## Challenge
Retype every line of the items below exactly, leaving out the pictures.

## The data
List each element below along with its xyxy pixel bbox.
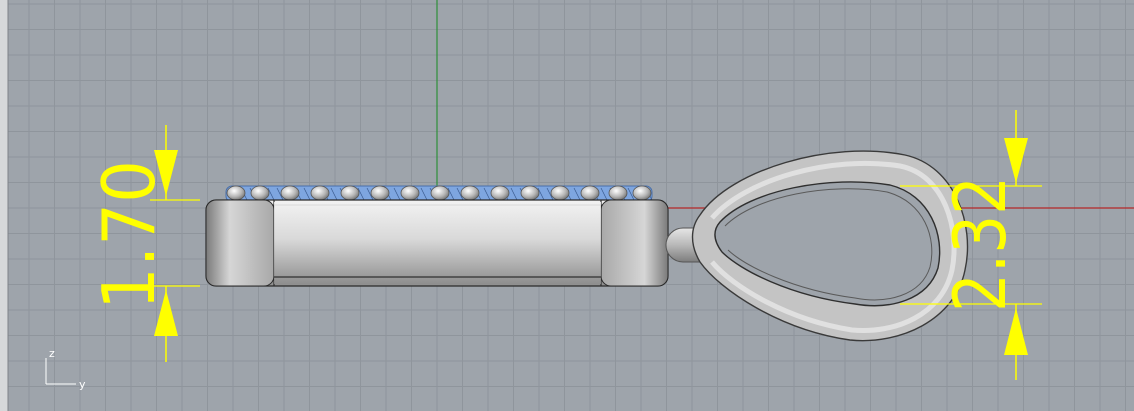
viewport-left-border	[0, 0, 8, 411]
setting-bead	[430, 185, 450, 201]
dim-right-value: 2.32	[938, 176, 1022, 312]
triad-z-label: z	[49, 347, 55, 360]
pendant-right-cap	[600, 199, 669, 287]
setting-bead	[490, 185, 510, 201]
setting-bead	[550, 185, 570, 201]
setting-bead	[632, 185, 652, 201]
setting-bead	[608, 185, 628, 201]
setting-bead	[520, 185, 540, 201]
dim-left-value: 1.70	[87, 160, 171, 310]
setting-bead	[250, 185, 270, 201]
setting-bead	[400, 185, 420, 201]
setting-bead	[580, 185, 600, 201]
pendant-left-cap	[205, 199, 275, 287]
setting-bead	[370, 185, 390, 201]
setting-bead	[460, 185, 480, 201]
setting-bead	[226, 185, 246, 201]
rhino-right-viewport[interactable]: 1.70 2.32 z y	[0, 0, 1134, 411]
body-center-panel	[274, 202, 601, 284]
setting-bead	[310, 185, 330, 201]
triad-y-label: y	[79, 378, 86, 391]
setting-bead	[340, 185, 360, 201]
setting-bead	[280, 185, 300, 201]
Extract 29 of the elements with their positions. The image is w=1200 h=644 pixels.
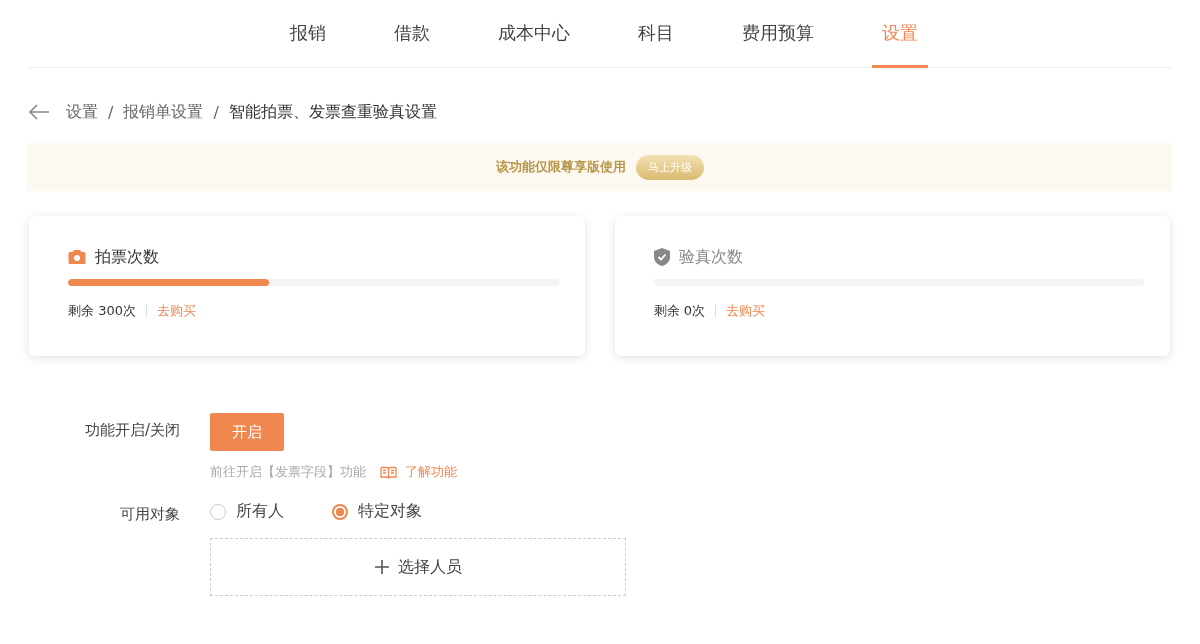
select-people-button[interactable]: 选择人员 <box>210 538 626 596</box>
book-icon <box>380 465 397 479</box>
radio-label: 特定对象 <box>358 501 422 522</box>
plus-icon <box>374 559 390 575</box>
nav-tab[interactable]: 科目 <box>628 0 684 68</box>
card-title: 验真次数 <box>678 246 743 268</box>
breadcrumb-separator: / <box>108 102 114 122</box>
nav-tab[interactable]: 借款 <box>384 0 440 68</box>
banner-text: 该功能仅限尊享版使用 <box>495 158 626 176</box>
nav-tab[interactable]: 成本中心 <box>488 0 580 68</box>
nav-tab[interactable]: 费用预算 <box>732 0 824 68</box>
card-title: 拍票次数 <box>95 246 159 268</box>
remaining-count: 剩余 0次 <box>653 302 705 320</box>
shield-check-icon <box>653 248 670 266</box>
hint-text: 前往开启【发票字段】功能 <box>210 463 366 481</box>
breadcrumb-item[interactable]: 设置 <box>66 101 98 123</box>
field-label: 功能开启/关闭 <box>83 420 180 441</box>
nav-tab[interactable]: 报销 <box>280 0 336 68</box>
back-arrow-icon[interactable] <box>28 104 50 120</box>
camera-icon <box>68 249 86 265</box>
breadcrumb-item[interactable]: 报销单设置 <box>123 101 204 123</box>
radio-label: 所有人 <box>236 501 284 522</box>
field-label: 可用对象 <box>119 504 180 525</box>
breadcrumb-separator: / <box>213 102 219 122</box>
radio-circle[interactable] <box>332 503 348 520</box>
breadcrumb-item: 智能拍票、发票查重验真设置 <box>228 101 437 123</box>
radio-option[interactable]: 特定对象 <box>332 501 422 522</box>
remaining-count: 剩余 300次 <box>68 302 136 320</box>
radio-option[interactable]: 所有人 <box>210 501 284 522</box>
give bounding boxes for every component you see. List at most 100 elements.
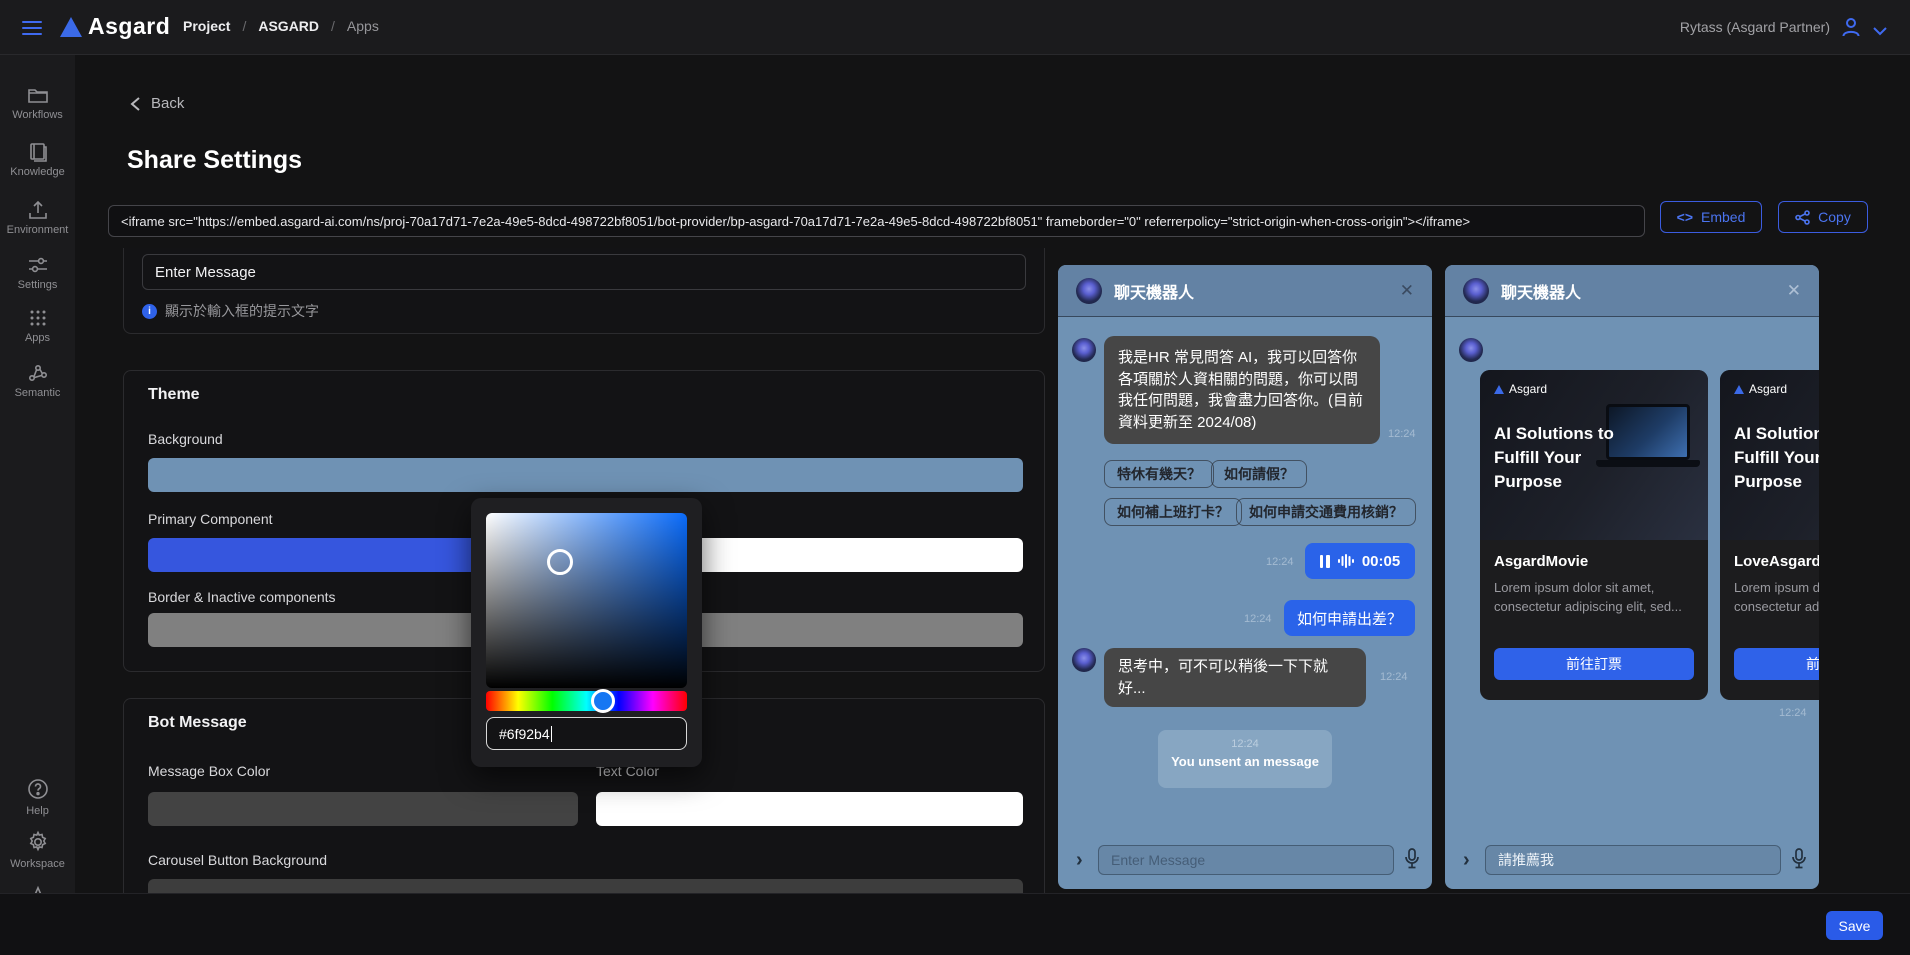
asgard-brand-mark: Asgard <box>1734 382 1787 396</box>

## Correct output
List each element below along with its xyxy pixel bbox.
viewport-left-border	[0, 0, 8, 411]
setting-bead	[430, 185, 450, 201]
dim-right-value: 2.32	[938, 176, 1022, 312]
triad-z-label: z	[49, 347, 55, 360]
pendant-right-cap	[600, 199, 669, 287]
setting-bead	[490, 185, 510, 201]
setting-bead	[550, 185, 570, 201]
setting-bead	[632, 185, 652, 201]
setting-bead	[608, 185, 628, 201]
setting-bead	[520, 185, 540, 201]
dim-left-value: 1.70	[87, 160, 171, 310]
setting-bead	[250, 185, 270, 201]
setting-bead	[400, 185, 420, 201]
setting-bead	[580, 185, 600, 201]
pendant-left-cap	[205, 199, 275, 287]
setting-bead	[370, 185, 390, 201]
setting-bead	[460, 185, 480, 201]
setting-bead	[226, 185, 246, 201]
rhino-right-viewport[interactable]: 1.70 2.32 z y	[0, 0, 1134, 411]
body-center-panel	[274, 202, 601, 284]
setting-bead	[310, 185, 330, 201]
triad-y-label: y	[79, 378, 86, 391]
setting-bead	[340, 185, 360, 201]
setting-bead	[280, 185, 300, 201]
Extract 29 of the elements with their positions. The image is w=1200 h=644 pixels.
select-people-button[interactable]: 选择人员 <box>210 538 626 596</box>
book-icon <box>380 465 397 479</box>
radio-label: 特定对象 <box>358 501 422 522</box>
plus-icon <box>374 559 390 575</box>
nav-tab[interactable]: 科目 <box>628 0 684 68</box>
card-title: 验真次数 <box>678 246 743 268</box>
breadcrumb-separator: / <box>108 102 114 122</box>
nav-tab[interactable]: 借款 <box>384 0 440 68</box>
banner-text: 该功能仅限尊享版使用 <box>495 158 626 176</box>
nav-tab[interactable]: 成本中心 <box>488 0 580 68</box>
nav-tab[interactable]: 费用预算 <box>732 0 824 68</box>
card-title: 拍票次数 <box>95 246 159 268</box>
remaining-count: 剩余 0次 <box>653 302 705 320</box>
shield-check-icon <box>653 248 670 266</box>
hint-text: 前往开启【发票字段】功能 <box>210 463 366 481</box>
breadcrumb-item[interactable]: 设置 <box>66 101 98 123</box>
field-label: 功能开启/关闭 <box>83 420 180 441</box>
nav-tab[interactable]: 报销 <box>280 0 336 68</box>
back-arrow-icon[interactable] <box>28 104 50 120</box>
camera-icon <box>68 249 86 265</box>
breadcrumb-item[interactable]: 报销单设置 <box>123 101 204 123</box>
radio-label: 所有人 <box>236 501 284 522</box>
field-label: 可用对象 <box>119 504 180 525</box>
breadcrumb-separator: / <box>213 102 219 122</box>
radio-circle[interactable] <box>332 503 348 520</box>
breadcrumb-item: 智能拍票、发票查重验真设置 <box>228 101 437 123</box>
radio-option[interactable]: 特定对象 <box>332 501 422 522</box>
remaining-count: 剩余 300次 <box>68 302 136 320</box>
radio-option[interactable]: 所有人 <box>210 501 284 522</box>
give bounding boxes for every component you see. List at most 100 elements.
asgard-brand-mark: Asgard <box>1734 382 1787 396</box>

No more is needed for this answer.